#### Given records
──────────
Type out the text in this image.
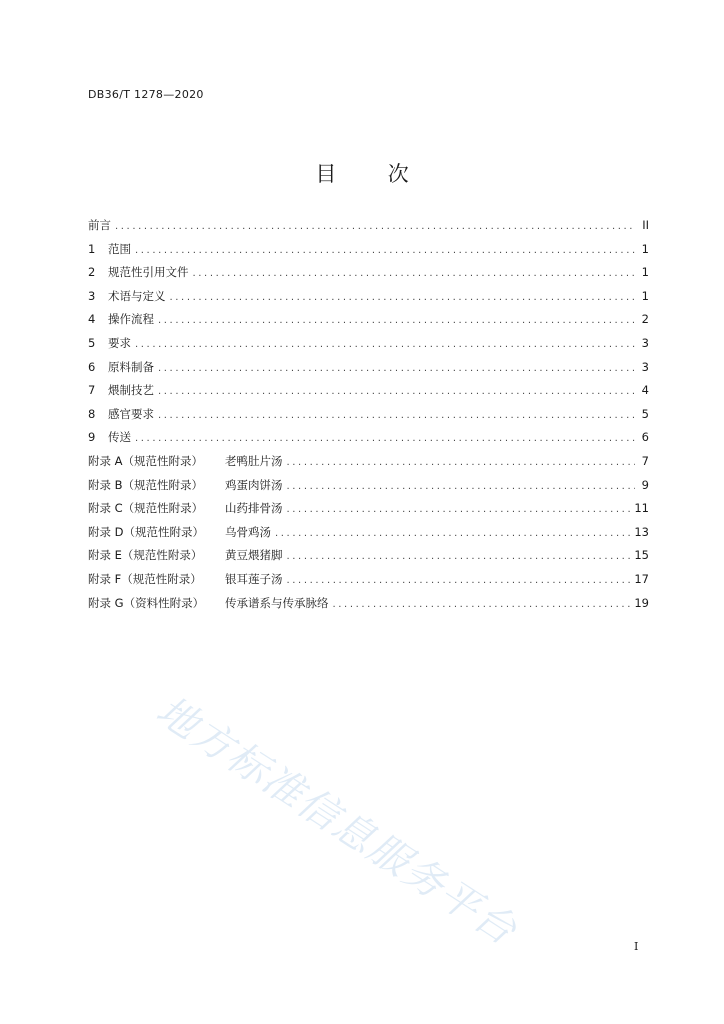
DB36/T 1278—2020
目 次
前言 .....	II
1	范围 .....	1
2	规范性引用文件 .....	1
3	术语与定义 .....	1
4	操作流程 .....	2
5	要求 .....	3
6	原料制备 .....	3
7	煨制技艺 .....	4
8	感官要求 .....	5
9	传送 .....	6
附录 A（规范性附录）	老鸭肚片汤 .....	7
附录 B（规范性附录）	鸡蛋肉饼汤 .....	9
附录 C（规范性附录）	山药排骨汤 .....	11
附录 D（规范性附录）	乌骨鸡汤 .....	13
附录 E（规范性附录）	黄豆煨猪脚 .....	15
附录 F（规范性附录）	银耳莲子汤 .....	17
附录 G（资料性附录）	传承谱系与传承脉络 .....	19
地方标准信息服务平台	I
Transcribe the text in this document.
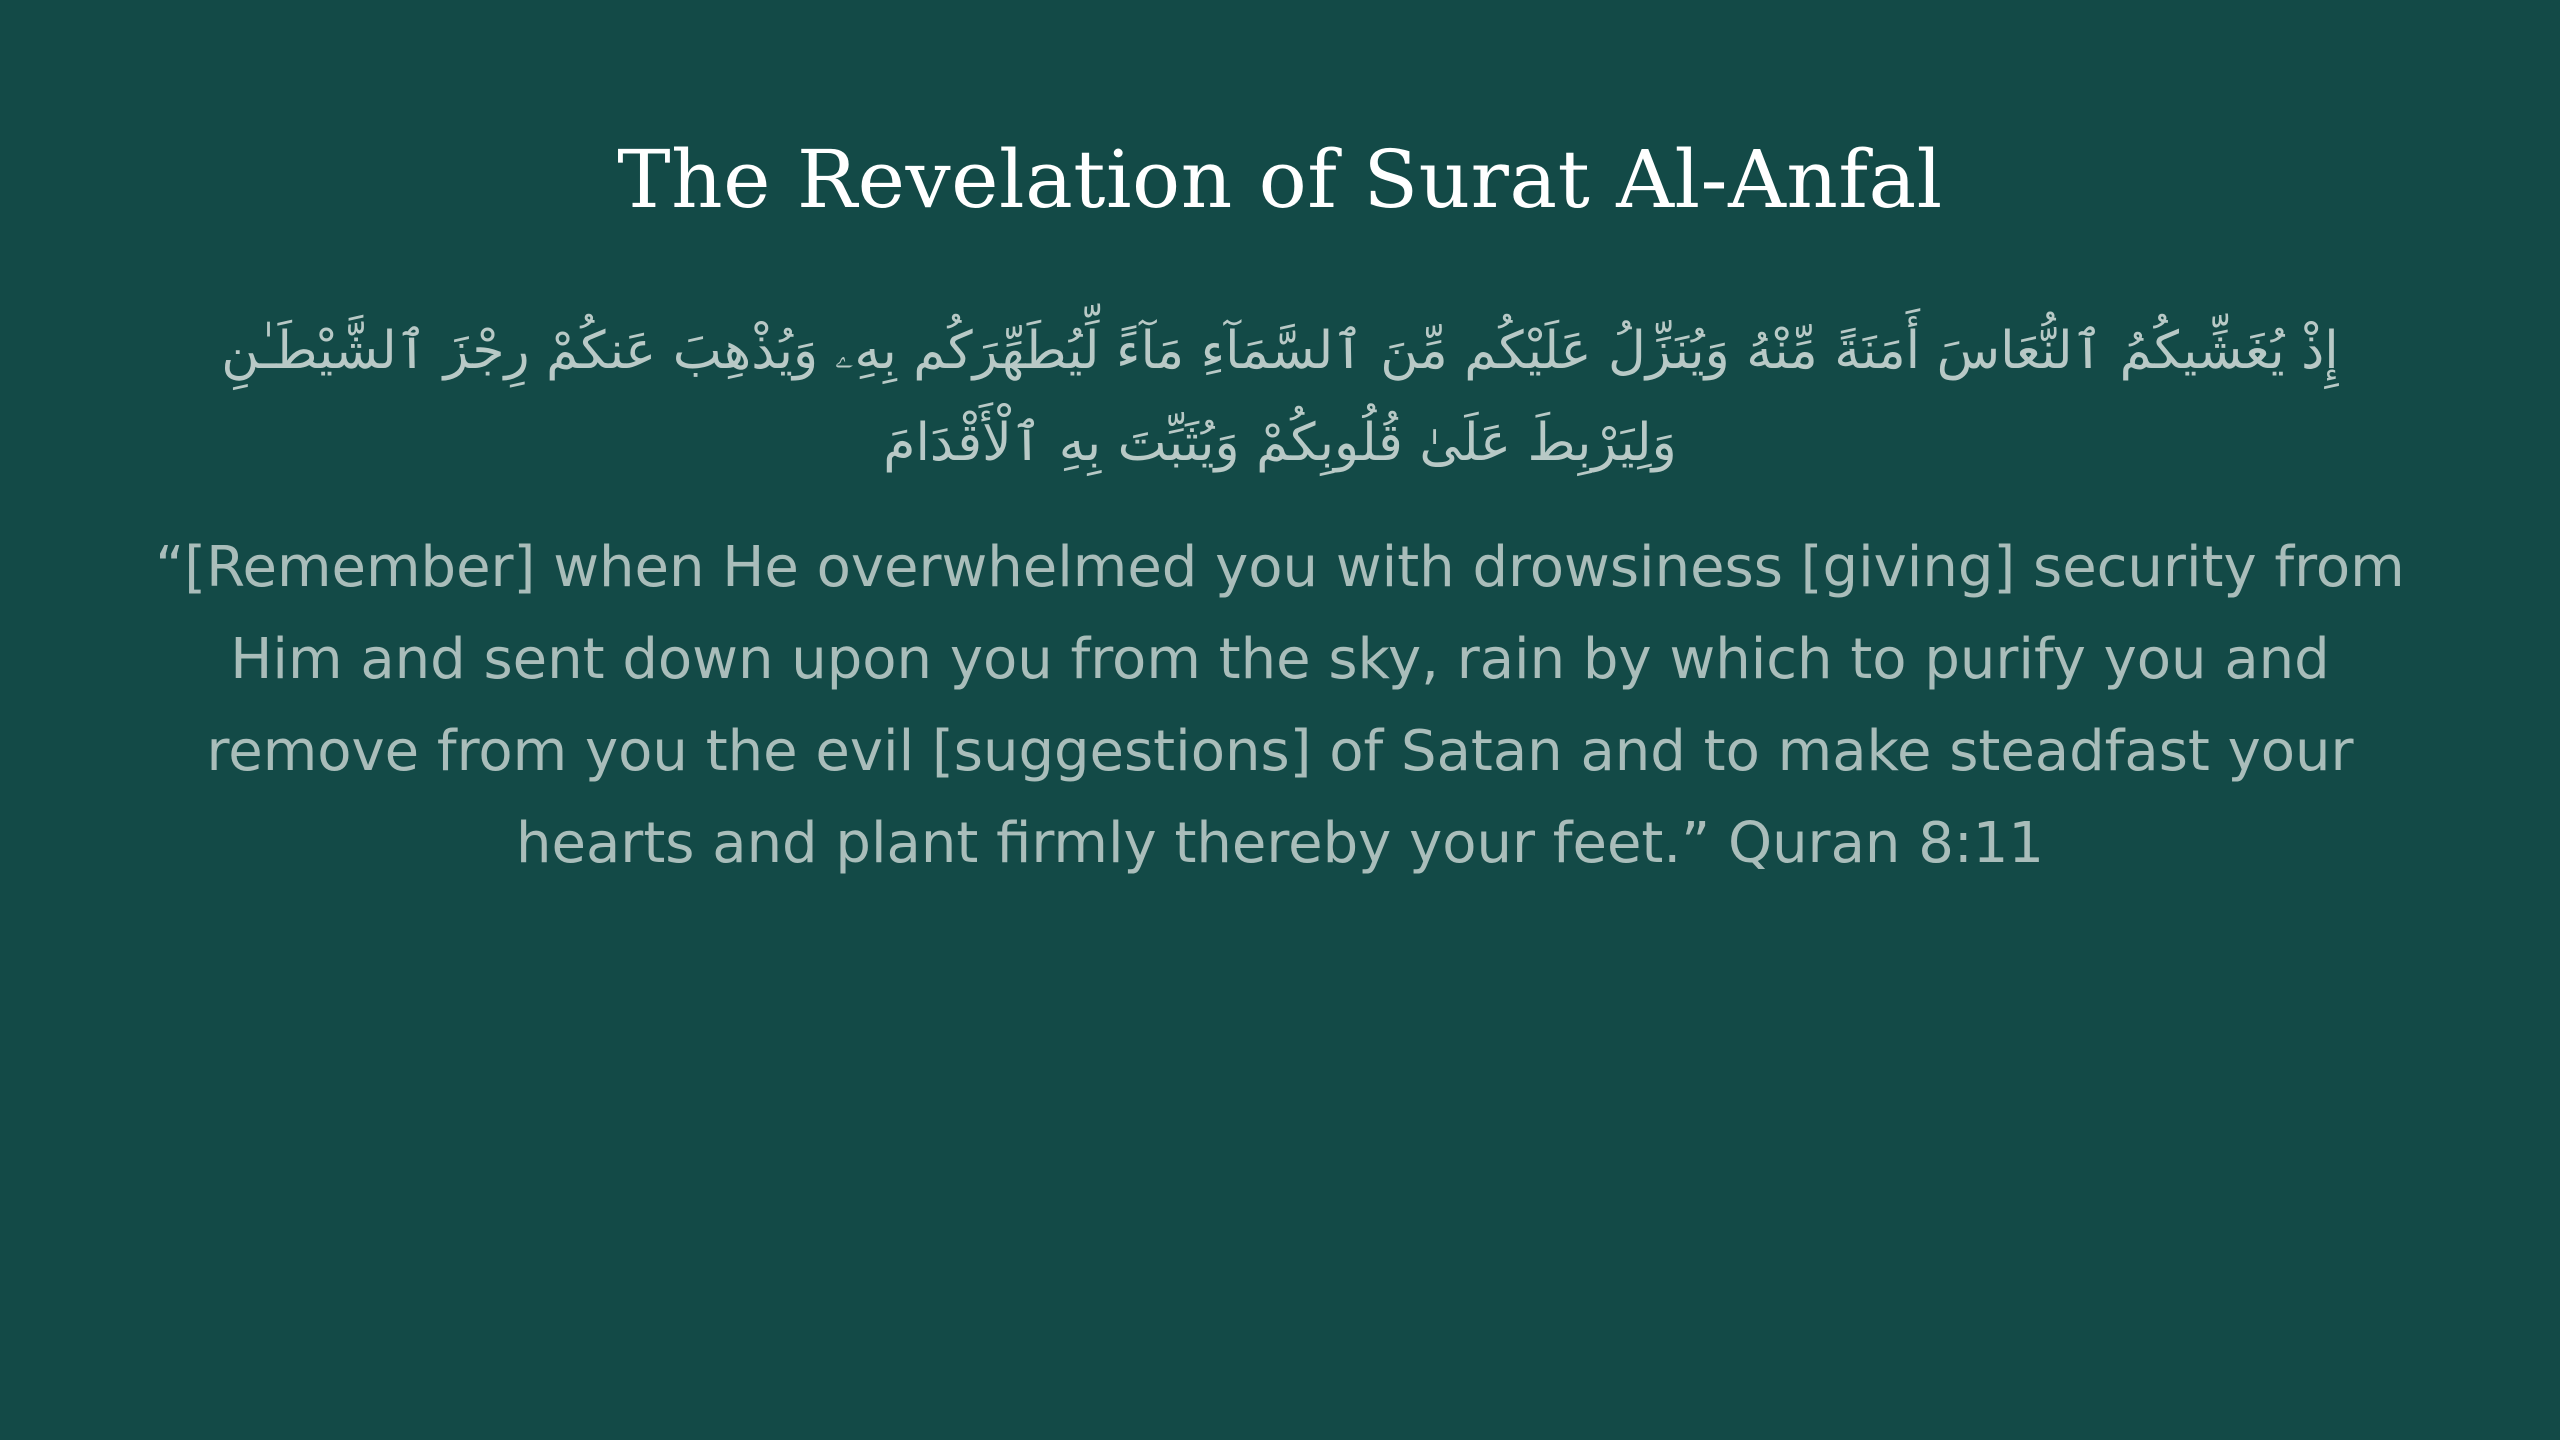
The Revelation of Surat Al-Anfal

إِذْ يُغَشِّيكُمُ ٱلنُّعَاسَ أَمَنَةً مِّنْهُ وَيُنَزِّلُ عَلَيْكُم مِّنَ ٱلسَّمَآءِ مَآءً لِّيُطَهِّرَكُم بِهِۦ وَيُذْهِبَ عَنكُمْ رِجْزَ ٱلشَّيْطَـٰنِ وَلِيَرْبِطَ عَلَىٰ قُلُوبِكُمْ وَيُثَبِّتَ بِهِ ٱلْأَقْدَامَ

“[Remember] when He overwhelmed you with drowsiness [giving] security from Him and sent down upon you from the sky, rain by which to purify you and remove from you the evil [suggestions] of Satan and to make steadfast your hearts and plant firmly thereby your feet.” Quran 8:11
──────────
#### Requirements
Take the records above and transcribe them exactly, dropping every picture.

#### Answer for the task
Type out the text in this image.
DB36/T 1278—2020
目 次
前言 .....	II
1	范围 .....	1
2	规范性引用文件 .....	1
3	术语与定义 .....	1
4	操作流程 .....	2
5	要求 .....	3
6	原料制备 .....	3
7	煨制技艺 .....	4
8	感官要求 .....	5
9	传送 .....	6
附录 A（规范性附录）	老鸭肚片汤 .....	7
附录 B（规范性附录）	鸡蛋肉饼汤 .....	9
附录 C（规范性附录）	山药排骨汤 .....	11
附录 D（规范性附录）	乌骨鸡汤 .....	13
附录 E（规范性附录）	黄豆煨猪脚 .....	15
附录 F（规范性附录）	银耳莲子汤 .....	17
附录 G（资料性附录）	传承谱系与传承脉络 .....	19
地方标准信息服务平台	I
Transcribe the text in this document.
The Revelation of Surat Al-Anfal

إِذْ يُغَشِّيكُمُ ٱلنُّعَاسَ أَمَنَةً مِّنْهُ وَيُنَزِّلُ عَلَيْكُم مِّنَ ٱلسَّمَآءِ مَآءً لِّيُطَهِّرَكُم بِهِۦ وَيُذْهِبَ عَنكُمْ رِجْزَ ٱلشَّيْطَـٰنِ وَلِيَرْبِطَ عَلَىٰ قُلُوبِكُمْ وَيُثَبِّتَ بِهِ ٱلْأَقْدَامَ

“[Remember] when He overwhelmed you with drowsiness [giving] security from Him and sent down upon you from the sky, rain by which to purify you and remove from you the evil [suggestions] of Satan and to make steadfast your hearts and plant firmly thereby your feet.” Quran 8:11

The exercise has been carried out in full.